* Goal
Every line below should be copied exactly; drop the pictures.

________

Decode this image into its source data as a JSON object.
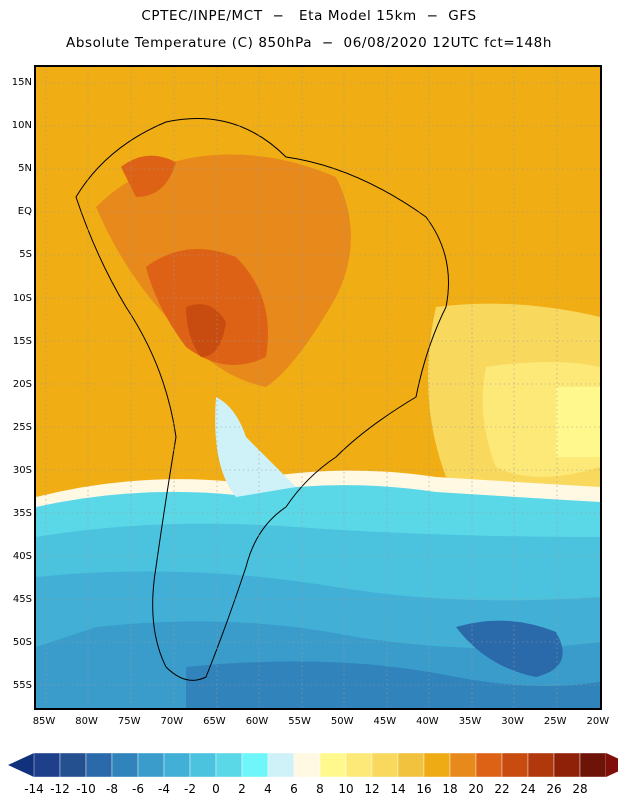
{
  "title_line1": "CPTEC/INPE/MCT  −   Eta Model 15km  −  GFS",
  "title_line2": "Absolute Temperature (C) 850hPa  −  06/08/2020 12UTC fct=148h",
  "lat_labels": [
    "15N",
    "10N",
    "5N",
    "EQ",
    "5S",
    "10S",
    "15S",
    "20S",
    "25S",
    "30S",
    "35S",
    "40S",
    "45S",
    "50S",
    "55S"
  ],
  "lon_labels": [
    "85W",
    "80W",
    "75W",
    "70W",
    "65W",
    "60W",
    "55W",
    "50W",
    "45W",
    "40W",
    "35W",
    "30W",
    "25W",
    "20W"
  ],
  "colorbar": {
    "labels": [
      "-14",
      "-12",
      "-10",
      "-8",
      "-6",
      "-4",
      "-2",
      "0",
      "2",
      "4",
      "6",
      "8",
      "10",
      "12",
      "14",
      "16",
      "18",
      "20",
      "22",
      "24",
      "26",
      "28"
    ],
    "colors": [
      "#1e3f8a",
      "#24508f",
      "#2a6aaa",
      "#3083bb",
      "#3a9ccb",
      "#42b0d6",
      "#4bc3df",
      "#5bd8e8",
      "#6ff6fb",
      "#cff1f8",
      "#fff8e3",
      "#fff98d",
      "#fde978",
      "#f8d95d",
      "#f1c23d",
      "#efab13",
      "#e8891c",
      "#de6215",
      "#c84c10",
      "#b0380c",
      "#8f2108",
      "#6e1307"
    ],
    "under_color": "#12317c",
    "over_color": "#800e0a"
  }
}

________

* Final answer
Decode this image into its source data as a JSON object.
{
  "title_line1": "CPTEC/INPE/MCT  −   Eta Model 15km  −  GFS",
  "title_line2": "Absolute Temperature (C) 850hPa  −  06/08/2020 12UTC fct=148h",
  "lat_labels": [
    "15N",
    "10N",
    "5N",
    "EQ",
    "5S",
    "10S",
    "15S",
    "20S",
    "25S",
    "30S",
    "35S",
    "40S",
    "45S",
    "50S",
    "55S"
  ],
  "lon_labels": [
    "85W",
    "80W",
    "75W",
    "70W",
    "65W",
    "60W",
    "55W",
    "50W",
    "45W",
    "40W",
    "35W",
    "30W",
    "25W",
    "20W"
  ],
  "colorbar": {
    "labels": [
      "-14",
      "-12",
      "-10",
      "-8",
      "-6",
      "-4",
      "-2",
      "0",
      "2",
      "4",
      "6",
      "8",
      "10",
      "12",
      "14",
      "16",
      "18",
      "20",
      "22",
      "24",
      "26",
      "28"
    ],
    "colors": [
      "#1e3f8a",
      "#24508f",
      "#2a6aaa",
      "#3083bb",
      "#3a9ccb",
      "#42b0d6",
      "#4bc3df",
      "#5bd8e8",
      "#6ff6fb",
      "#cff1f8",
      "#fff8e3",
      "#fff98d",
      "#fde978",
      "#f8d95d",
      "#f1c23d",
      "#efab13",
      "#e8891c",
      "#de6215",
      "#c84c10",
      "#b0380c",
      "#8f2108",
      "#6e1307"
    ],
    "under_color": "#12317c",
    "over_color": "#800e0a"
  }
}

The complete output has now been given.